**WHAT THIS TASK INVOLVES:** Your task is to filter the data below down to the lines holding "JSON".

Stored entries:

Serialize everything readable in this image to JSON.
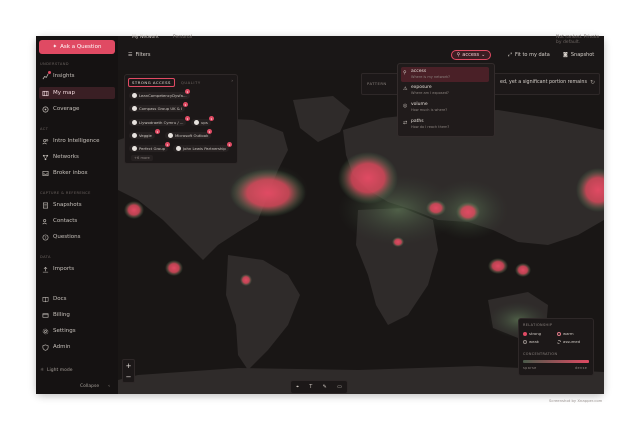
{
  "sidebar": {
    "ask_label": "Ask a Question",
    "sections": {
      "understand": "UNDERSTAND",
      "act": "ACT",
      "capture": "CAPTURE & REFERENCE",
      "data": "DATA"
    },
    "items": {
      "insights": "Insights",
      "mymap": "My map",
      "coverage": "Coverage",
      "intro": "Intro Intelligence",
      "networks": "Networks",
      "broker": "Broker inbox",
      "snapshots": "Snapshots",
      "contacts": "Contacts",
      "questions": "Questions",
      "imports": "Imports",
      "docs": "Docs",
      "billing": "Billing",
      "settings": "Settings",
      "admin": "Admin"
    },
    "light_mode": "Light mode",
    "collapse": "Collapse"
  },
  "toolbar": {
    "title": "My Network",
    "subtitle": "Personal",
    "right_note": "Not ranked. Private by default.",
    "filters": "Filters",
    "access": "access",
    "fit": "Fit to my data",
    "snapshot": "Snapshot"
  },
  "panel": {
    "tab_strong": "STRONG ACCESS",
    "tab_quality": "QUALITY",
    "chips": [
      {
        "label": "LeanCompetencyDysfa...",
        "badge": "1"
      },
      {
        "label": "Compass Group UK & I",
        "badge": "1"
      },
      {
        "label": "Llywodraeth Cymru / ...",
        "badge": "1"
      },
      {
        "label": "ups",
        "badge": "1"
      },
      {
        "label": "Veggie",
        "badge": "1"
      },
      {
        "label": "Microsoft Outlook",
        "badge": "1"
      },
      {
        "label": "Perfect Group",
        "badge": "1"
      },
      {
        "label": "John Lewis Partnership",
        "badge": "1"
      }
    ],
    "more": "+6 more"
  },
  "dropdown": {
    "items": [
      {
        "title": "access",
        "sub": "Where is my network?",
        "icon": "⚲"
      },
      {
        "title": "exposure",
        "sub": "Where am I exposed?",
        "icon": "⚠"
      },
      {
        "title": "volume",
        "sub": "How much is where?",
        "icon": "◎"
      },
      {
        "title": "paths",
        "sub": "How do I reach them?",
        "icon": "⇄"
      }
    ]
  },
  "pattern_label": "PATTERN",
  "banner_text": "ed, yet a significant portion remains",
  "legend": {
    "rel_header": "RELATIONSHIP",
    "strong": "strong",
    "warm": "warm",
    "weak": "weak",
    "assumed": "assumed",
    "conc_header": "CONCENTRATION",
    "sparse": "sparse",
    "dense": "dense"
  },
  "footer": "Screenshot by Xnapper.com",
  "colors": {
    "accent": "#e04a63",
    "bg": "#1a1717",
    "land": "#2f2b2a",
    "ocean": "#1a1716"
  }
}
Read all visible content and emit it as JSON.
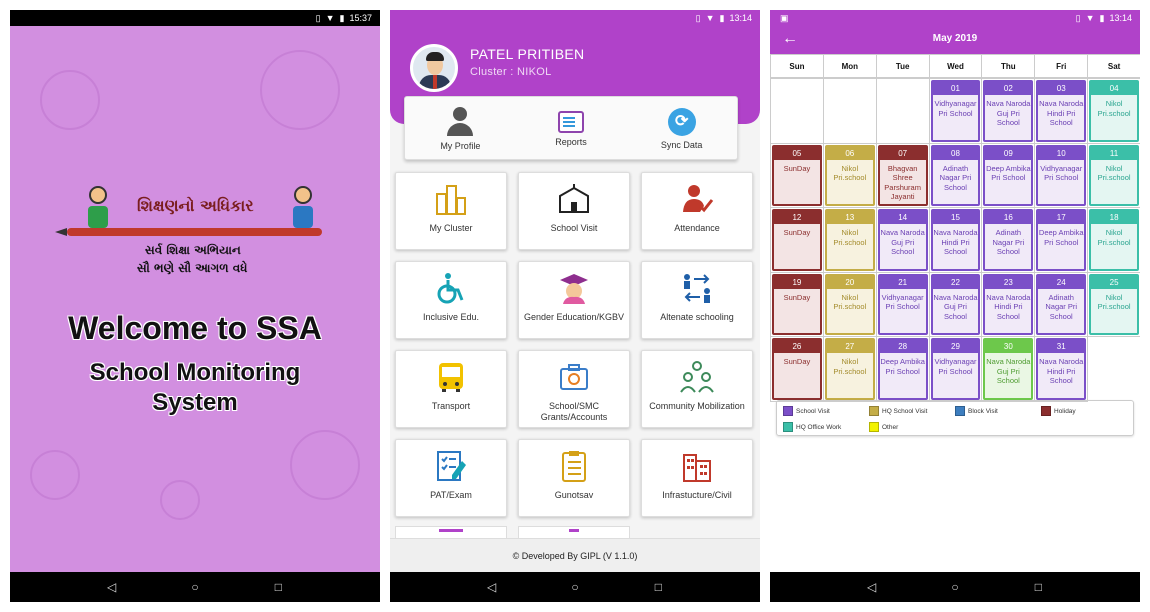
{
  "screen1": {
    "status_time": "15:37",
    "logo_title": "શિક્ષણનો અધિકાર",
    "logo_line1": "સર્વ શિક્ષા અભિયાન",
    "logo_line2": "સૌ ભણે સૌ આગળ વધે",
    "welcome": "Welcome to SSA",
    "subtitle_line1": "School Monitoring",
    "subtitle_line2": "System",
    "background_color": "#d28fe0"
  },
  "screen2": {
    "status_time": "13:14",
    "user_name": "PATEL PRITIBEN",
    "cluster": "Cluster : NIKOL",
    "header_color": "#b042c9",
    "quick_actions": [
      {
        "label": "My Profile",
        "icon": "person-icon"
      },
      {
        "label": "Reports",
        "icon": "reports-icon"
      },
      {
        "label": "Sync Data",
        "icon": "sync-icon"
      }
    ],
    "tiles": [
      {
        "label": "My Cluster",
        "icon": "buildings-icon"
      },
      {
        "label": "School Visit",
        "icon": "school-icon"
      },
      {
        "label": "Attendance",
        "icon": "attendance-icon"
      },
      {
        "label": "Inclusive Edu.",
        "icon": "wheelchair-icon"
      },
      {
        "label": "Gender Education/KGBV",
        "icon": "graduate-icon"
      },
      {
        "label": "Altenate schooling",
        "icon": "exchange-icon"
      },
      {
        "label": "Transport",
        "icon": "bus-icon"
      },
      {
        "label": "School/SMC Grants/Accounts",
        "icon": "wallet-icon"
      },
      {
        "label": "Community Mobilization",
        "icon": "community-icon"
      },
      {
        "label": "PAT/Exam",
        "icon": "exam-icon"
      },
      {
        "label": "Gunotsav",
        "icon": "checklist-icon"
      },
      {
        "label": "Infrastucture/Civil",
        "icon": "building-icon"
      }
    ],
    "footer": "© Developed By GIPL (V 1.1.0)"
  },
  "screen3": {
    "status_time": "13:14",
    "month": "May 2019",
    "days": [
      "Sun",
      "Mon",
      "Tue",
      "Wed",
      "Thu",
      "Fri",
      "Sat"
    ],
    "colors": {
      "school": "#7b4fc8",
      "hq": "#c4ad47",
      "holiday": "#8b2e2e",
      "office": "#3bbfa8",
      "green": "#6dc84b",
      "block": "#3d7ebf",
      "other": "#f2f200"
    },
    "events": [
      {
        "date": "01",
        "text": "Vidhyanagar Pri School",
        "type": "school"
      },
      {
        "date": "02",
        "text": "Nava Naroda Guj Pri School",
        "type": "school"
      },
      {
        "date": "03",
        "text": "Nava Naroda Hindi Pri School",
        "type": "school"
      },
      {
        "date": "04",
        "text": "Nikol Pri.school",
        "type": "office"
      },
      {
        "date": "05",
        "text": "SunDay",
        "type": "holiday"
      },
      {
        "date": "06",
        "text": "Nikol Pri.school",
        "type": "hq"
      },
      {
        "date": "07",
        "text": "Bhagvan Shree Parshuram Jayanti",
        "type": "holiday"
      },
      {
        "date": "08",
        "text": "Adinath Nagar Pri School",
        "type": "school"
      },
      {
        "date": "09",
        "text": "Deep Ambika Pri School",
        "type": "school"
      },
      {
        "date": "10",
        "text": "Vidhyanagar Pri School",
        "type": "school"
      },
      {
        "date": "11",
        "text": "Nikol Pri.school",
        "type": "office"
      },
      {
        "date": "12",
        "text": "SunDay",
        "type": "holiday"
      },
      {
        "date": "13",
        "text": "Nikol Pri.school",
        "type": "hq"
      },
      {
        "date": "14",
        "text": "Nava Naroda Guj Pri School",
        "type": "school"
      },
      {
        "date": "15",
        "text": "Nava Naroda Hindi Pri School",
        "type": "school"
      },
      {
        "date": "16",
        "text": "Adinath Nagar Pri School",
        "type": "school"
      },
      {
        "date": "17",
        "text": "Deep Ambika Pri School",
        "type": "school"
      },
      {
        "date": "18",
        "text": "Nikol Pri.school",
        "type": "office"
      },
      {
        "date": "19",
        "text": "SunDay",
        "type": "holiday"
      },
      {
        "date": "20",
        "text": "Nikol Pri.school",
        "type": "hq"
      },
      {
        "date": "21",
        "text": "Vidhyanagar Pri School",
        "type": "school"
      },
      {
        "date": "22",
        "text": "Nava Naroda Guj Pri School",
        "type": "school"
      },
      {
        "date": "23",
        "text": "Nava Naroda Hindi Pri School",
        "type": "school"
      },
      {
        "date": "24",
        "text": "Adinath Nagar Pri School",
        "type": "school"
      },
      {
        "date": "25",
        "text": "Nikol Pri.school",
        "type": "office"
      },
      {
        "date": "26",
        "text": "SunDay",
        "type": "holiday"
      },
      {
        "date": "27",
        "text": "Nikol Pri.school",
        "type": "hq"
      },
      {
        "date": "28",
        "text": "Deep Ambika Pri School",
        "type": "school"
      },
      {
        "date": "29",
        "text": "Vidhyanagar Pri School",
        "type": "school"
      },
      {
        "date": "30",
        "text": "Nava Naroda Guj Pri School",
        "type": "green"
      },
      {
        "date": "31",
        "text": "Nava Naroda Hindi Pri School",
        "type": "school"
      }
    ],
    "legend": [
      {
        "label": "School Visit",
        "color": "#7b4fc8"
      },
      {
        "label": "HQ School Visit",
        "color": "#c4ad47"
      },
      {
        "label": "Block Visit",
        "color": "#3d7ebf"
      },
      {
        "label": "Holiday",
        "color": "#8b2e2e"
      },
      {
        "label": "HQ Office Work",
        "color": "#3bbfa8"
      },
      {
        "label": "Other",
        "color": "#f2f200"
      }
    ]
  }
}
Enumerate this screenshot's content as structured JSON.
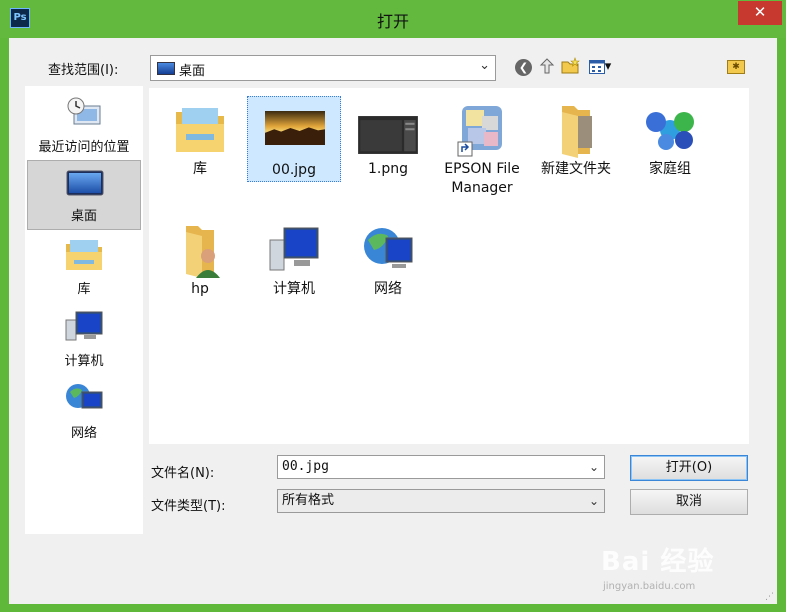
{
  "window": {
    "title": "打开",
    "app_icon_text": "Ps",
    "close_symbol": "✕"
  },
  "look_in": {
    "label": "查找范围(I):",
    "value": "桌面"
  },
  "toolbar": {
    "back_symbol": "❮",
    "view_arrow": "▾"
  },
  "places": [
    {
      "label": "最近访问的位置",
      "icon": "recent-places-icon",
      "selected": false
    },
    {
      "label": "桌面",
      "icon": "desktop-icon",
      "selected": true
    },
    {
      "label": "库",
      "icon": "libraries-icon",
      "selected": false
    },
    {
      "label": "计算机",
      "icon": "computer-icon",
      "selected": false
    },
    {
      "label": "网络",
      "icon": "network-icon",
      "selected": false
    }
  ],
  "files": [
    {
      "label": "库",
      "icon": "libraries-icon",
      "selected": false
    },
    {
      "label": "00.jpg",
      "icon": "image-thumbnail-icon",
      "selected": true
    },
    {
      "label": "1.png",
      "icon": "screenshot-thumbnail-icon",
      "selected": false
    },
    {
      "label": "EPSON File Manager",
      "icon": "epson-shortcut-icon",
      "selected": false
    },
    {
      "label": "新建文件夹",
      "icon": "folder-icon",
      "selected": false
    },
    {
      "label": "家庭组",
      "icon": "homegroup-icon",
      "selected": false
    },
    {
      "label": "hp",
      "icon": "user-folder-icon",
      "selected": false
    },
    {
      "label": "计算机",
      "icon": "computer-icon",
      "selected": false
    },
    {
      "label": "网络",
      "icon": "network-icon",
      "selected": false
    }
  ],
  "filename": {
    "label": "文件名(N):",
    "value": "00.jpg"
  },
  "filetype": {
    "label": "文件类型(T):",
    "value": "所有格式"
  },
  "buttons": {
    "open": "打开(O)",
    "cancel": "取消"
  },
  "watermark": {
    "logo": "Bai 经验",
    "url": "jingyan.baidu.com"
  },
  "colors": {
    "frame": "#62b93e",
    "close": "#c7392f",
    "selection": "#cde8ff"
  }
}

**TASK RESULT:**
Serialize everything readable in this image to JSON.
Read all visible content and emit it as JSON.
Enumerate this screenshot's content as structured JSON.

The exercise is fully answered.